— AIM —
Reproduce the entries below with every "candle-body" swapped for "candle-rect" and nothing else altered. Omit the pictures.
#### GIVEN DATA
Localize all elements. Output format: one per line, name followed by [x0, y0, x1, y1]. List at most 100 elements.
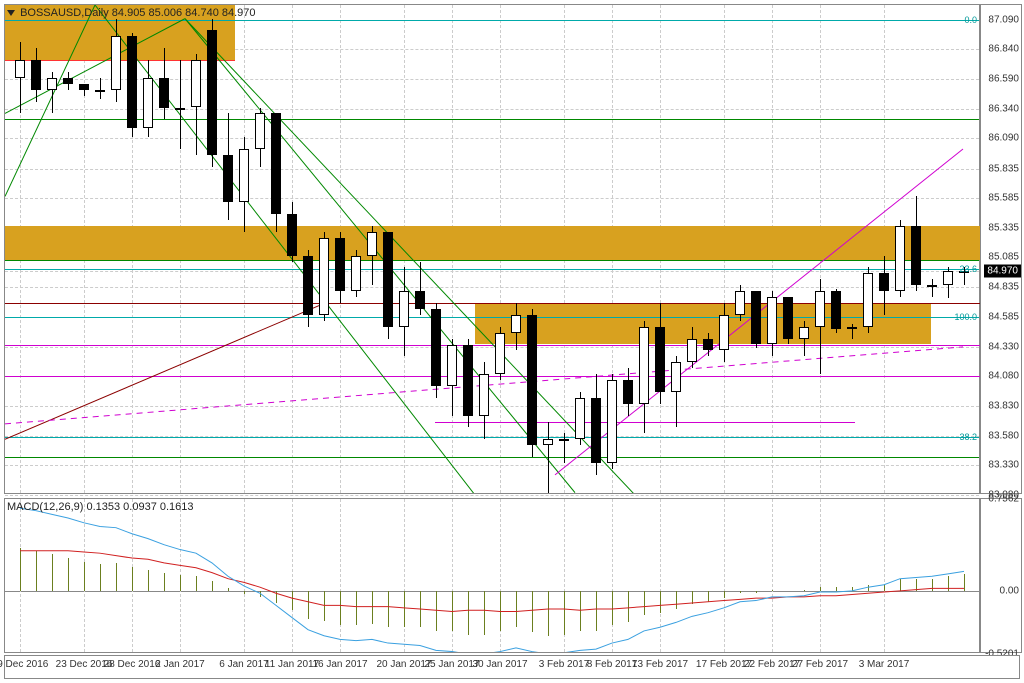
macd-hist-bar — [580, 591, 581, 631]
grid-vline — [724, 499, 725, 652]
y-tick-label: 85.835 — [988, 163, 1019, 174]
price-chart[interactable]: BOSSAUSD,Daily 84.905 85.006 84.740 84.9… — [4, 4, 980, 494]
grid-hline — [5, 287, 979, 288]
macd-hist-bar — [260, 591, 261, 597]
macd-hist-bar — [692, 591, 693, 604]
fib-label: 100.0 — [954, 312, 977, 322]
candle-body — [47, 78, 57, 90]
fib-label: 23.6 — [959, 264, 977, 274]
candle-body — [831, 291, 841, 329]
grid-hline — [5, 169, 979, 170]
candle-body — [431, 309, 441, 386]
candle-body — [911, 226, 921, 285]
horizontal-line — [5, 269, 979, 270]
x-tick-label: 3 Feb 2017 — [539, 659, 590, 670]
macd-hist-bar — [884, 584, 885, 591]
dropdown-arrow-icon[interactable] — [7, 10, 15, 16]
macd-lines-overlay — [5, 499, 979, 652]
macd-hist-bar — [468, 591, 469, 635]
candle-body — [943, 271, 953, 285]
grid-hline — [5, 271, 979, 272]
macd-hist-bar — [244, 591, 245, 595]
candle-body — [15, 60, 25, 78]
candle-body — [671, 362, 681, 392]
macd-hist-bar — [356, 591, 357, 625]
macd-hist-bar — [452, 591, 453, 631]
candle-body — [863, 273, 873, 326]
macd-hist-bar — [292, 591, 293, 610]
macd-hist-bar — [148, 570, 149, 591]
macd-hist-bar — [740, 591, 741, 593]
macd-hist-bar — [708, 591, 709, 602]
macd-hist-bar — [68, 558, 69, 591]
macd-hist-bar — [20, 548, 21, 591]
grid-vline — [820, 499, 821, 652]
macd-hist-bar — [436, 591, 437, 631]
macd-title: MACD(12,26,9) 0.1353 0.0937 0.1613 — [7, 501, 194, 513]
candle-body — [239, 149, 249, 202]
x-tick-label: 28 Dec 2016 — [104, 659, 161, 670]
macd-hist-bar — [324, 591, 325, 621]
candle-body — [799, 327, 809, 339]
candle-body — [191, 60, 201, 107]
candle-body — [367, 232, 377, 256]
candle-body — [783, 297, 793, 338]
candle-body — [143, 78, 153, 128]
y-tick-label: 0.00 — [1000, 585, 1019, 596]
macd-chart[interactable]: MACD(12,26,9) 0.1353 0.0937 0.1613 — [4, 498, 980, 653]
y-tick-label: 85.335 — [988, 222, 1019, 233]
candle-body — [95, 90, 105, 92]
macd-hist-bar — [836, 587, 837, 591]
macd-hist-bar — [196, 576, 197, 591]
x-tick-label: 16 Jan 2017 — [312, 659, 367, 670]
macd-hist-bar — [372, 591, 373, 624]
current-price-label: 84.970 — [984, 265, 1021, 278]
candle-wick — [180, 60, 181, 149]
y-tick-label: 84.330 — [988, 341, 1019, 352]
candle-body — [255, 113, 265, 149]
symbol-label: BOSSAUSD — [20, 7, 81, 19]
macd-hist-bar — [804, 590, 805, 591]
candle-body — [687, 339, 697, 363]
macd-hist-bar — [772, 590, 773, 591]
grid-vline — [884, 499, 885, 652]
macd-hist-bar — [916, 579, 917, 591]
price-y-axis: 87.09086.84086.59086.34086.09085.83585.5… — [980, 4, 1022, 494]
period-label: Daily — [84, 7, 108, 19]
candle-body — [847, 327, 857, 329]
price-zone — [5, 226, 981, 260]
y-tick-label: 85.085 — [988, 252, 1019, 263]
grid-vline — [292, 499, 293, 652]
macd-hist-bar — [676, 591, 677, 609]
y-tick-label: 86.840 — [988, 44, 1019, 55]
candle-body — [559, 439, 569, 441]
x-tick-label: 27 Feb 2017 — [792, 659, 848, 670]
candle-body — [319, 238, 329, 315]
candle-body — [607, 380, 617, 463]
grid-vline — [660, 499, 661, 652]
fib-label: 38.2 — [959, 432, 977, 442]
macd-hist-bar — [180, 575, 181, 591]
x-tick-label: 13 Feb 2017 — [632, 659, 688, 670]
macd-hist-bar — [516, 591, 517, 627]
grid-vline — [340, 499, 341, 652]
candle-body — [335, 238, 345, 291]
candle-body — [287, 214, 297, 255]
macd-hist-bar — [276, 591, 277, 603]
y-tick-label: 0.7562 — [988, 494, 1019, 505]
candle-body — [271, 113, 281, 214]
y-tick-label: 85.585 — [988, 193, 1019, 204]
candle-body — [79, 84, 89, 90]
macd-hist-bar — [932, 579, 933, 591]
y-tick-label: 86.340 — [988, 103, 1019, 114]
macd-hist-bar — [900, 579, 901, 591]
candle-wick — [100, 78, 101, 99]
candle-body — [815, 291, 825, 327]
macd-hist-bar — [964, 574, 965, 591]
macd-hist-bar — [820, 587, 821, 591]
y-tick-label: 87.090 — [988, 14, 1019, 25]
candle-body — [207, 30, 217, 154]
macd-hist-bar — [612, 591, 613, 625]
time-x-axis: 19 Dec 201623 Dec 201628 Dec 20162 Jan 2… — [4, 655, 1020, 679]
macd-hist-bar — [388, 591, 389, 627]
########
— ANSWER TO THIS PROBLEM —
Localize all elements. Output format: one per line, name followed by [x0, y0, x1, y1]. List at most 100 elements.
macd-hist-bar — [580, 591, 581, 631]
grid-vline — [724, 499, 725, 652]
y-tick-label: 85.835 — [988, 163, 1019, 174]
price-chart[interactable]: BOSSAUSD,Daily 84.905 85.006 84.740 84.9… — [4, 4, 980, 494]
grid-hline — [5, 287, 979, 288]
macd-hist-bar — [260, 591, 261, 597]
macd-hist-bar — [692, 591, 693, 604]
fib-label: 100.0 — [954, 312, 977, 322]
candle-rect — [47, 78, 57, 90]
fib-label: 23.6 — [959, 264, 977, 274]
candle-rect — [831, 291, 841, 329]
grid-hline — [5, 169, 979, 170]
candle-rect — [431, 309, 441, 386]
candle-rect — [911, 226, 921, 285]
horizontal-line — [5, 269, 979, 270]
x-tick-label: 3 Feb 2017 — [539, 659, 590, 670]
macd-hist-bar — [884, 584, 885, 591]
dropdown-arrow-icon[interactable] — [7, 10, 15, 16]
macd-lines-overlay — [5, 499, 979, 652]
macd-hist-bar — [468, 591, 469, 635]
candle-rect — [943, 271, 953, 285]
grid-hline — [5, 271, 979, 272]
macd-hist-bar — [244, 591, 245, 595]
candle-rect — [15, 60, 25, 78]
candle-rect — [671, 362, 681, 392]
macd-hist-bar — [356, 591, 357, 625]
macd-hist-bar — [452, 591, 453, 631]
candle-rect — [863, 273, 873, 326]
macd-hist-bar — [292, 591, 293, 610]
macd-hist-bar — [148, 570, 149, 591]
macd-hist-bar — [740, 591, 741, 593]
macd-hist-bar — [708, 591, 709, 602]
macd-hist-bar — [68, 558, 69, 591]
macd-hist-bar — [20, 548, 21, 591]
grid-vline — [820, 499, 821, 652]
macd-hist-bar — [436, 591, 437, 631]
macd-title: MACD(12,26,9) 0.1353 0.0937 0.1613 — [7, 501, 194, 513]
candle-rect — [239, 149, 249, 202]
x-tick-label: 28 Dec 2016 — [104, 659, 161, 670]
macd-hist-bar — [324, 591, 325, 621]
candle-rect — [799, 327, 809, 339]
candle-rect — [191, 60, 201, 107]
candle-rect — [367, 232, 377, 256]
candle-rect — [783, 297, 793, 338]
candle-rect — [143, 78, 153, 128]
y-tick-label: 0.00 — [1000, 585, 1019, 596]
macd-chart[interactable]: MACD(12,26,9) 0.1353 0.0937 0.1613 — [4, 498, 980, 653]
y-tick-label: 85.335 — [988, 222, 1019, 233]
candle-rect — [95, 90, 105, 92]
macd-hist-bar — [836, 587, 837, 591]
macd-hist-bar — [196, 576, 197, 591]
x-tick-label: 16 Jan 2017 — [312, 659, 367, 670]
macd-hist-bar — [372, 591, 373, 624]
current-price-label: 84.970 — [984, 265, 1021, 278]
candle-wick — [180, 60, 181, 149]
y-tick-label: 84.330 — [988, 341, 1019, 352]
candle-rect — [255, 113, 265, 149]
symbol-label: BOSSAUSD — [20, 7, 81, 19]
macd-hist-bar — [804, 590, 805, 591]
candle-rect — [687, 339, 697, 363]
macd-hist-bar — [772, 590, 773, 591]
grid-vline — [884, 499, 885, 652]
macd-hist-bar — [916, 579, 917, 591]
price-y-axis: 87.09086.84086.59086.34086.09085.83585.5… — [980, 4, 1022, 494]
period-label: Daily — [84, 7, 108, 19]
candle-rect — [847, 327, 857, 329]
price-zone — [5, 226, 981, 260]
y-tick-label: 85.085 — [988, 252, 1019, 263]
grid-vline — [292, 499, 293, 652]
macd-hist-bar — [676, 591, 677, 609]
y-tick-label: 86.840 — [988, 44, 1019, 55]
candle-rect — [559, 439, 569, 441]
x-tick-label: 27 Feb 2017 — [792, 659, 848, 670]
candle-rect — [319, 238, 329, 315]
candle-rect — [607, 380, 617, 463]
grid-vline — [660, 499, 661, 652]
fib-label: 38.2 — [959, 432, 977, 442]
macd-hist-bar — [180, 575, 181, 591]
x-tick-label: 13 Feb 2017 — [632, 659, 688, 670]
macd-hist-bar — [516, 591, 517, 627]
grid-vline — [340, 499, 341, 652]
candle-rect — [335, 238, 345, 291]
candle-rect — [287, 214, 297, 255]
macd-hist-bar — [276, 591, 277, 603]
y-tick-label: 0.7562 — [988, 494, 1019, 505]
candle-rect — [271, 113, 281, 214]
y-tick-label: 85.585 — [988, 193, 1019, 204]
candle-rect — [79, 84, 89, 90]
macd-hist-bar — [932, 579, 933, 591]
y-tick-label: 86.340 — [988, 103, 1019, 114]
macd-hist-bar — [900, 579, 901, 591]
candle-wick — [100, 78, 101, 99]
candle-rect — [815, 291, 825, 327]
macd-hist-bar — [964, 574, 965, 591]
macd-hist-bar — [820, 587, 821, 591]
y-tick-label: 87.090 — [988, 14, 1019, 25]
candle-rect — [207, 30, 217, 154]
macd-hist-bar — [612, 591, 613, 625]
time-x-axis: 19 Dec 201623 Dec 201628 Dec 20162 Jan 2… — [4, 655, 1020, 679]
macd-hist-bar — [388, 591, 389, 627]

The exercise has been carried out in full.